=== SUPPLIED MATERIAL ===
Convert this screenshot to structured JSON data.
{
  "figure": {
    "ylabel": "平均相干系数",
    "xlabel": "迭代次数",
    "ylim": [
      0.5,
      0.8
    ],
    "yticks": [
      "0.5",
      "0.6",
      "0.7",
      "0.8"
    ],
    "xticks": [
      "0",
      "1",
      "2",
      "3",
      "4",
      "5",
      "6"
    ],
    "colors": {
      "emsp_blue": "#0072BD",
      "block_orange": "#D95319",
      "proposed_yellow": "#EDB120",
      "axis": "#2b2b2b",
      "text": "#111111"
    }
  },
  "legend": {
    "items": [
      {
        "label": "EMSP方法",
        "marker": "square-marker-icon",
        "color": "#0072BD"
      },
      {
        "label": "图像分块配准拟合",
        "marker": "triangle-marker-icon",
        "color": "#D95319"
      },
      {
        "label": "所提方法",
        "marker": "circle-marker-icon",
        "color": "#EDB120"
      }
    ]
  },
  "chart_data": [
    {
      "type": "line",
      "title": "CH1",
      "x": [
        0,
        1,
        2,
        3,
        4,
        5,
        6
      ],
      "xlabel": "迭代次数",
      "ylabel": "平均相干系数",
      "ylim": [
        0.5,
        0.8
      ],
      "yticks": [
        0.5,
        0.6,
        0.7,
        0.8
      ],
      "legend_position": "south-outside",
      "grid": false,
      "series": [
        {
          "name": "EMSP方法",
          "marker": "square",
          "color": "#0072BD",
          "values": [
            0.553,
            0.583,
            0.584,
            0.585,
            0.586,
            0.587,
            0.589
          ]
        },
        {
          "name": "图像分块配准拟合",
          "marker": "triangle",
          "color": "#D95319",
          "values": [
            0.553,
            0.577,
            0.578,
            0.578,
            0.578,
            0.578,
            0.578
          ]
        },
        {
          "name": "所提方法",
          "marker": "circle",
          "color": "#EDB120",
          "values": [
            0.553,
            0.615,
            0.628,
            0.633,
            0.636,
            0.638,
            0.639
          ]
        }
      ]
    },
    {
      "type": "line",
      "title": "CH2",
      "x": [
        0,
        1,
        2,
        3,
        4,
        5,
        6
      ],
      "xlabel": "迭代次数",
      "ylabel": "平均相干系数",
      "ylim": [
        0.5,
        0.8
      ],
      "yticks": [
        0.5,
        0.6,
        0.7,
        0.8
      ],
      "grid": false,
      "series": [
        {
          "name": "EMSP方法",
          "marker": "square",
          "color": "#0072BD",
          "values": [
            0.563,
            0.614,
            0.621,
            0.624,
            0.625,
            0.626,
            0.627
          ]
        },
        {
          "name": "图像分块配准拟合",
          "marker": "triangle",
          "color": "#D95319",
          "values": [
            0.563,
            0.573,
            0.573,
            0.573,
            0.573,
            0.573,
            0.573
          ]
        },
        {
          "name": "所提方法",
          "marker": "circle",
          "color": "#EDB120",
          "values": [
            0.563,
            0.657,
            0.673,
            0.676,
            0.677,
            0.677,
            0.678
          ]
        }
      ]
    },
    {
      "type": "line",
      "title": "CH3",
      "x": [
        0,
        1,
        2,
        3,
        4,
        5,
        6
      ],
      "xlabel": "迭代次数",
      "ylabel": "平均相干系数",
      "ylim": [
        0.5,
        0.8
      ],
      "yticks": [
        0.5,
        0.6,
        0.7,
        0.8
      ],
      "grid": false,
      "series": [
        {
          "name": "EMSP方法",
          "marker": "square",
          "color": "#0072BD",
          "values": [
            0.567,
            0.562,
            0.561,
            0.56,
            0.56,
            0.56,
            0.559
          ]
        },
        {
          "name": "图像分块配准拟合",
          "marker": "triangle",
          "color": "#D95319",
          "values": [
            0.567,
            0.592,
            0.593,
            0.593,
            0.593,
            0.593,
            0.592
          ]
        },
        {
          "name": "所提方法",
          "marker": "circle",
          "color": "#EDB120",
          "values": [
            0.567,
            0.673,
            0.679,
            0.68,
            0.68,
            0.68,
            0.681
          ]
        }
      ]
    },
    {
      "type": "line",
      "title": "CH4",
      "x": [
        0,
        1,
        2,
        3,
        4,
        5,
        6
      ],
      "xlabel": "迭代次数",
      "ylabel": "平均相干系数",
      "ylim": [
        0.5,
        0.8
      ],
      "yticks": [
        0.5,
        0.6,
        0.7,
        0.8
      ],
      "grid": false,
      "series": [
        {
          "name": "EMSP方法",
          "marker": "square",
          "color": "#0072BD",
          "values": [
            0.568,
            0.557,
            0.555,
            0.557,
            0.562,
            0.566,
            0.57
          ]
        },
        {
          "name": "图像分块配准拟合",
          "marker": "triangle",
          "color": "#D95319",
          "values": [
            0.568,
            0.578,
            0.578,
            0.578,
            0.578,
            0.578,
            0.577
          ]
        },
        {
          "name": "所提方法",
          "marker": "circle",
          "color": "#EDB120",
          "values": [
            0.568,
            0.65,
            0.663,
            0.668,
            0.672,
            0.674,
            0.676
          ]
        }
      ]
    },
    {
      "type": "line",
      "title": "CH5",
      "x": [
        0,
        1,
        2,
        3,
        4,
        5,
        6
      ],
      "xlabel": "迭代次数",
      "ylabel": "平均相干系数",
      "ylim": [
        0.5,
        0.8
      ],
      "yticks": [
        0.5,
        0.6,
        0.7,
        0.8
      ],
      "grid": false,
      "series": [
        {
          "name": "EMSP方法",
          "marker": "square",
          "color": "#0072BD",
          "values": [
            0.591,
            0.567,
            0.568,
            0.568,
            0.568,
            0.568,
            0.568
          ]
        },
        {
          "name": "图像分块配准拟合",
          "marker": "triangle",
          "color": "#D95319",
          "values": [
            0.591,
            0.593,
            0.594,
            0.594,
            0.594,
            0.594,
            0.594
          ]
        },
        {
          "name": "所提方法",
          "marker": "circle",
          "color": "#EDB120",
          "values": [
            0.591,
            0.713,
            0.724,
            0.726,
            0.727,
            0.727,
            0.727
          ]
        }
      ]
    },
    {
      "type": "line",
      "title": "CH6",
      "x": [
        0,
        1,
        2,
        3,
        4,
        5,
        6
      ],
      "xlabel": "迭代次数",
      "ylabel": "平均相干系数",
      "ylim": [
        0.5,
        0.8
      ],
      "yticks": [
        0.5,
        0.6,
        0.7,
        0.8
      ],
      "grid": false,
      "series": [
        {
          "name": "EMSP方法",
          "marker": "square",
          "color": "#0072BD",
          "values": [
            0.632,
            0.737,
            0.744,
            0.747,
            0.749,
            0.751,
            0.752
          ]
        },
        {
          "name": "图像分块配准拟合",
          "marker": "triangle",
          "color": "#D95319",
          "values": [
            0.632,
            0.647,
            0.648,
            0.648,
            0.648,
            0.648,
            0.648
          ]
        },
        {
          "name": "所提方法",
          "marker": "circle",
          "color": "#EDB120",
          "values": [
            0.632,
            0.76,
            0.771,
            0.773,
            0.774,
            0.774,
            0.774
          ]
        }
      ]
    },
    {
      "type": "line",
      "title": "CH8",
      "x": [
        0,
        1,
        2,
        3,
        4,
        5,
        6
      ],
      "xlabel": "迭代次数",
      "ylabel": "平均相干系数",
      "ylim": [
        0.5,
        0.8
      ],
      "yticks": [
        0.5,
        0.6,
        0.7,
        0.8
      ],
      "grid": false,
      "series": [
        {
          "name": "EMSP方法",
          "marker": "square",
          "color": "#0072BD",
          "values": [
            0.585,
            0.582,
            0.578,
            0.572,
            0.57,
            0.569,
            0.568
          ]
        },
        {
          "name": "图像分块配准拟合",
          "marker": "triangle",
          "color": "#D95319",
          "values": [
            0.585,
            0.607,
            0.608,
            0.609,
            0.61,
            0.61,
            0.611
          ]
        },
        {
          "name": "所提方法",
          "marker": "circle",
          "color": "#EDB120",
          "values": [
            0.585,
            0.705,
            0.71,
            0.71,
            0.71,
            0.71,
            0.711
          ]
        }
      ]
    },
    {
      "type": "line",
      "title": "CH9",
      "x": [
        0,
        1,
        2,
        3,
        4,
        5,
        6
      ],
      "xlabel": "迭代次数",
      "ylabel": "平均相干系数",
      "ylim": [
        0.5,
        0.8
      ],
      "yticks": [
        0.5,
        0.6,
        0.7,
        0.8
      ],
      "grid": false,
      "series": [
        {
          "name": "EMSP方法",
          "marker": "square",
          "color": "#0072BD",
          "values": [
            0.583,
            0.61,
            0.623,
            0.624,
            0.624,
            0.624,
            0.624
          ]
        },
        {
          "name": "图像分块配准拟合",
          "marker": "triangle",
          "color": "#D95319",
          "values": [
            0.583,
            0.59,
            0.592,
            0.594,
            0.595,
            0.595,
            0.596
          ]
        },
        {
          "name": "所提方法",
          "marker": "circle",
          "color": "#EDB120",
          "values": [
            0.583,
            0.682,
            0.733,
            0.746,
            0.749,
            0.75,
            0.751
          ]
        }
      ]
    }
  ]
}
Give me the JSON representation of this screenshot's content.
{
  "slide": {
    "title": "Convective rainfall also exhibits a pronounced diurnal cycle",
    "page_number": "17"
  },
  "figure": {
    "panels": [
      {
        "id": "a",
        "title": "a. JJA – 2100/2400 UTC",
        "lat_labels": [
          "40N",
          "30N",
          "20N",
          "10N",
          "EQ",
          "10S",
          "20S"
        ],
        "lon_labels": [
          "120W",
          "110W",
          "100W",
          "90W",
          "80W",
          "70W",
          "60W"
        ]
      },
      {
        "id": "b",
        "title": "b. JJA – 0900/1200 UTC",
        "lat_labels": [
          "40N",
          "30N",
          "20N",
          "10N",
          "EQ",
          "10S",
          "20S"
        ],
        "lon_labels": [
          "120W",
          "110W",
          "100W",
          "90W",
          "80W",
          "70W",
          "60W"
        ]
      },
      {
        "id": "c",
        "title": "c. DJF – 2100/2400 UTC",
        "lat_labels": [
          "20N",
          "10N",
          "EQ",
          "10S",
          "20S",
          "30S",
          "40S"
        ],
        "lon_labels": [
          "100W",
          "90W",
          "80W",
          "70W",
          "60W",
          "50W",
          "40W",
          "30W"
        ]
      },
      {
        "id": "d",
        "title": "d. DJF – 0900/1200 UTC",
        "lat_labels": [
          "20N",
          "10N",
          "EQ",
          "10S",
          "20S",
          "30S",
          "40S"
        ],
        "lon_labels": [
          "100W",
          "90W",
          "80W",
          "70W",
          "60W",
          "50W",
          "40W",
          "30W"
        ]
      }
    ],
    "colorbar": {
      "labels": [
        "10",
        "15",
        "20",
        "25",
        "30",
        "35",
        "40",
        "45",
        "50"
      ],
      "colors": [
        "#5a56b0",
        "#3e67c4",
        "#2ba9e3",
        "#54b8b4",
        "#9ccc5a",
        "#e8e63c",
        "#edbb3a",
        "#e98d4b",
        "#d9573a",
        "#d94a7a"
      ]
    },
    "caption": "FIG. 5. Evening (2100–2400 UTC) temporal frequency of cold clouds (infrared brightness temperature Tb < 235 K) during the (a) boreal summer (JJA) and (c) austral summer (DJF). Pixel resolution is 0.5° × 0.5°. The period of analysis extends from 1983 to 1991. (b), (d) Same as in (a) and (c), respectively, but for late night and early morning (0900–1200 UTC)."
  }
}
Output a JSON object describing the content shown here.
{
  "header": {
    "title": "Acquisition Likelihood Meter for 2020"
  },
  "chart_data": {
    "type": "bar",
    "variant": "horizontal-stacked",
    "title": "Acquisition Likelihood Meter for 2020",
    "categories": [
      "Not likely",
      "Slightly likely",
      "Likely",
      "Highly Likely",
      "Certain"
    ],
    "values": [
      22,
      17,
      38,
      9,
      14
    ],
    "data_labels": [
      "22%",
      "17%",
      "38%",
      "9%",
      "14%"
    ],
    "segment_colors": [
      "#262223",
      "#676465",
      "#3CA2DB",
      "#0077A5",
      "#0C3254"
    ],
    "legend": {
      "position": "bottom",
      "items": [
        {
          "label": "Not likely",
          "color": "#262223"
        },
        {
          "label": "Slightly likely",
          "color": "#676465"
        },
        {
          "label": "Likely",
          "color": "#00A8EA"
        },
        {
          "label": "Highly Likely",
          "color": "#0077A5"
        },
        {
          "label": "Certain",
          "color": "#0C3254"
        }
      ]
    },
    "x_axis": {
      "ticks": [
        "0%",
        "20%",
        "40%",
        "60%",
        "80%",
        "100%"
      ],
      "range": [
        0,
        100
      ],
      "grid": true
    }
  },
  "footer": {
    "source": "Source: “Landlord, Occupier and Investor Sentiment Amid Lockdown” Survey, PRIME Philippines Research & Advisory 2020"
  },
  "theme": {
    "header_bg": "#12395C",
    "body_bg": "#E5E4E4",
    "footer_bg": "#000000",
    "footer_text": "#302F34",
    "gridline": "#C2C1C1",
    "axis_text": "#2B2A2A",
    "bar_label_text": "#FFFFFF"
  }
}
===
- YOUR OBJECTIVE: Keep only the lines from the one containing "Output a JSON" to the end of the entries, and repeat them exactly.

- FULL ANSWER:
Output a JSON object describing the content shown here.
{
  "header": {
    "title": "Acquisition Likelihood Meter for 2020"
  },
  "chart_data": {
    "type": "bar",
    "variant": "horizontal-stacked",
    "title": "Acquisition Likelihood Meter for 2020",
    "categories": [
      "Not likely",
      "Slightly likely",
      "Likely",
      "Highly Likely",
      "Certain"
    ],
    "values": [
      22,
      17,
      38,
      9,
      14
    ],
    "data_labels": [
      "22%",
      "17%",
      "38%",
      "9%",
      "14%"
    ],
    "segment_colors": [
      "#262223",
      "#676465",
      "#3CA2DB",
      "#0077A5",
      "#0C3254"
    ],
    "legend": {
      "position": "bottom",
      "items": [
        {
          "label": "Not likely",
          "color": "#262223"
        },
        {
          "label": "Slightly likely",
          "color": "#676465"
        },
        {
          "label": "Likely",
          "color": "#00A8EA"
        },
        {
          "label": "Highly Likely",
          "color": "#0077A5"
        },
        {
          "label": "Certain",
          "color": "#0C3254"
        }
      ]
    },
    "x_axis": {
      "ticks": [
        "0%",
        "20%",
        "40%",
        "60%",
        "80%",
        "100%"
      ],
      "range": [
        0,
        100
      ],
      "grid": true
    }
  },
  "footer": {
    "source": "Source: “Landlord, Occupier and Investor Sentiment Amid Lockdown” Survey, PRIME Philippines Research & Advisory 2020"
  },
  "theme": {
    "header_bg": "#12395C",
    "body_bg": "#E5E4E4",
    "footer_bg": "#000000",
    "footer_text": "#302F34",
    "gridline": "#C2C1C1",
    "axis_text": "#2B2A2A",
    "bar_label_text": "#FFFFFF"
  }
}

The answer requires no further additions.